LE COMITÉ POUR L'ÉLIMINATION DE LA DISCRIMINATION RACIALE TIENT UN DÉBAT SUR LA SITUATION AU MOYEN ORIENT ET ENTAME L'EXAMEN DU RAPPORT DE LA TUNISIE

06 Mars 2003



CERD
62ème session
6 mars 2003
Après-midi



Le Comité pour l'élimination de la discrimination raciale a tenu, cet après-midi, au titre de la prévention de la discrimination raciale, un bref débat au cours duquel plusieurs de ses membres ont fait part de leurs préoccupations face à la situation internationale actuelle, en particulier au Moyen-Orient, et à la possibilité d'une guerre en Iraq. Le Comité a par ailleurs entamé l'examen du rapport périodique de la Tunisie.
Au cours du débat qui s'est tenu en fin de séance, plusieurs experts ont estimé que le Comité devait prendre position face au risque de guerre en Iraq et à ses conséquences, mettant l'accent sur les menaces que représente la situation actuelle pour les Nations Unies, le droit international et la lutte contre la discrimination raciale. La possibilité du déclenchement d'une guerre dans les prochains jours doit susciter la plus profonde préoccupation du Comité, a-t-il également été souligné, ne serait-ce que par les répercussions qu'une telle guerre aurait sur la Convention internationale sur l'élimination de toutes les formes de discrimination raciale.
Certains experts du Comité se sont prononcés en faveur d'une déclaration du Comité sur ces questions, qui pourrait être adoptée ultérieurement, au cours de la présente session.
Les experts suivants ont pris la parole au titre de ce débat général: M. Mahmoud Aboul-Nasr, M. Marc Bossuyt, M. Nourredine Amir, M. José A. Lindgren Alves, M. Luis Valencia Rodríguez, M. Agha Shahi, M. Régis de Gouttes, M. Morten Kjaerum, M. Yuri A.Reshetov, Mme Patricia Nozipho January-Bardill.
Présentant le rapport de son pays, M. Habib Mansour, Représentant permanent de la Tunisie auprès des Nations Unies à Genève, a souligné que, bien que le racisme et la discrimination raciale ne constituent pas un phénomène en tant que tel, la Tunisie s'est dotée de législations et de mécanismes destinés à prévenir et à combattre toute forme de discrimination. Les dispositions du Code pénal et du Code de la presse incriminent et sanctionnent tout acte d'incitation à la haine raciale et à la discrimination dans toutes ses formes, a-t-il fait valoir.
*-*-*
Vos tâches:
1. Recopiez fidèlement le passage de l'extrait du document, depuis « Le Comité pour l'élimination de la discrimination raciale a » jusqu'à « de la Tunisie. ».
2. D'après l'extrait du document, qui a présenté le rapport de la Tunisie devant le Comité ?
*-*-*
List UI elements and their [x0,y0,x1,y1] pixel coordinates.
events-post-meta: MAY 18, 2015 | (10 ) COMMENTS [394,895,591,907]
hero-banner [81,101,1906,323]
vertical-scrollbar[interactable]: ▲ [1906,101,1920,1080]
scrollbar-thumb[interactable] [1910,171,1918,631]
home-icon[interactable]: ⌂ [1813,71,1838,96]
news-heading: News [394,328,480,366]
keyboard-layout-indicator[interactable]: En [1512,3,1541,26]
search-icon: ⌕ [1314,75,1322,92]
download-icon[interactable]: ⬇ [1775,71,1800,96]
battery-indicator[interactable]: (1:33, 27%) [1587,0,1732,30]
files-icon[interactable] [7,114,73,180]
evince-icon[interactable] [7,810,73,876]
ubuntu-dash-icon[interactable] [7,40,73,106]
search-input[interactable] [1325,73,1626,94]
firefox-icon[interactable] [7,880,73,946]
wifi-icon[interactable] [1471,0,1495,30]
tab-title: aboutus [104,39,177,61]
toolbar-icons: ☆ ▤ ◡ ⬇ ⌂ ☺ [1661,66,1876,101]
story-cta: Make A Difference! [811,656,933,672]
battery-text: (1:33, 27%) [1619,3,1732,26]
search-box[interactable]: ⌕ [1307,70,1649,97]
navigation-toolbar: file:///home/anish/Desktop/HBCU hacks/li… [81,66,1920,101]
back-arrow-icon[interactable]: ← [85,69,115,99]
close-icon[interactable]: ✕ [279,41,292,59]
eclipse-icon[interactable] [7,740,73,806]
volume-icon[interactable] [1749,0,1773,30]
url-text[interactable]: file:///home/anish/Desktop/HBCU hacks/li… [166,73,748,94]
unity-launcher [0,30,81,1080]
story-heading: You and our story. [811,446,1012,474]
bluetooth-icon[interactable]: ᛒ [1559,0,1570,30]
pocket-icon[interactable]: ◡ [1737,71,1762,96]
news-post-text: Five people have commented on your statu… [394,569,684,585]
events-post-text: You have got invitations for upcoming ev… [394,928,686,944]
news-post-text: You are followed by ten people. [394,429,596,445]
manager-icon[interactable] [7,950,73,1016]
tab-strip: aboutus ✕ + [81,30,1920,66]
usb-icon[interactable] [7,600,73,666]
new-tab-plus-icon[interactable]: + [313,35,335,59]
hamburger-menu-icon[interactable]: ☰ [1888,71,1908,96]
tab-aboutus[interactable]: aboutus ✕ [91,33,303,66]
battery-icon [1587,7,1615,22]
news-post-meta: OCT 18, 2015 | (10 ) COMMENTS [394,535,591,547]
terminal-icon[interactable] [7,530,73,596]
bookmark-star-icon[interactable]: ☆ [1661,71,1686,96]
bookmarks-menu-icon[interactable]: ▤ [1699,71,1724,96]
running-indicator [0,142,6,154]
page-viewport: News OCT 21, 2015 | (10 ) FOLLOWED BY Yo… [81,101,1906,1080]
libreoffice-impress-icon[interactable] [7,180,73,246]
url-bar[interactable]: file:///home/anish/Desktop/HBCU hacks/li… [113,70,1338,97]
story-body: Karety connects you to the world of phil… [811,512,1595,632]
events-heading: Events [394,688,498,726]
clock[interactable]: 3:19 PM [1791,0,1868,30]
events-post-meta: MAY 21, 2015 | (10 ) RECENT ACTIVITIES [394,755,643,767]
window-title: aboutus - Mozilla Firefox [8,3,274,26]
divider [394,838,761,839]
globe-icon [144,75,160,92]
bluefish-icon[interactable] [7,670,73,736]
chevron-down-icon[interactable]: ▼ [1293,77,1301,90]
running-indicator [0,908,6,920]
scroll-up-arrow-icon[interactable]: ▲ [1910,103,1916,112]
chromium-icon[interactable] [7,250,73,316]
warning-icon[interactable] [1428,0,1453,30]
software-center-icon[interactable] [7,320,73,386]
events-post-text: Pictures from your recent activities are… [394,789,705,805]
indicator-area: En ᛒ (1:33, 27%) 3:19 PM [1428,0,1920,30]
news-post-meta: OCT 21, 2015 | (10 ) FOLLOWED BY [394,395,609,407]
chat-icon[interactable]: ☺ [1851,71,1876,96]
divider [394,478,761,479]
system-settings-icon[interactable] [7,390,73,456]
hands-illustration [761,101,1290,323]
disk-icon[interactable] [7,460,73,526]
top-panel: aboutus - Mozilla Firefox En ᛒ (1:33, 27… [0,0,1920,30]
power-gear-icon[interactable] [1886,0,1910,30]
*-*-*
Réponses finales:
1.
Le Comité pour l'élimination de la discrimination raciale a tenu, cet après-midi, au titre de la prévention de la discrimination raciale, un bref débat au cours duquel plusieurs de ses membres ont fait part de leurs préoccupations face à la situation internationale actuelle, en particulier au Moyen-Orient, et à la possibilité d'une guerre en Iraq. Le Comité a par ailleurs entamé l'examen du rapport périodique de la Tunisie.

2. M. Habib Mansour, Représentant permanent de la Tunisie auprès des Nations Unies à Genève.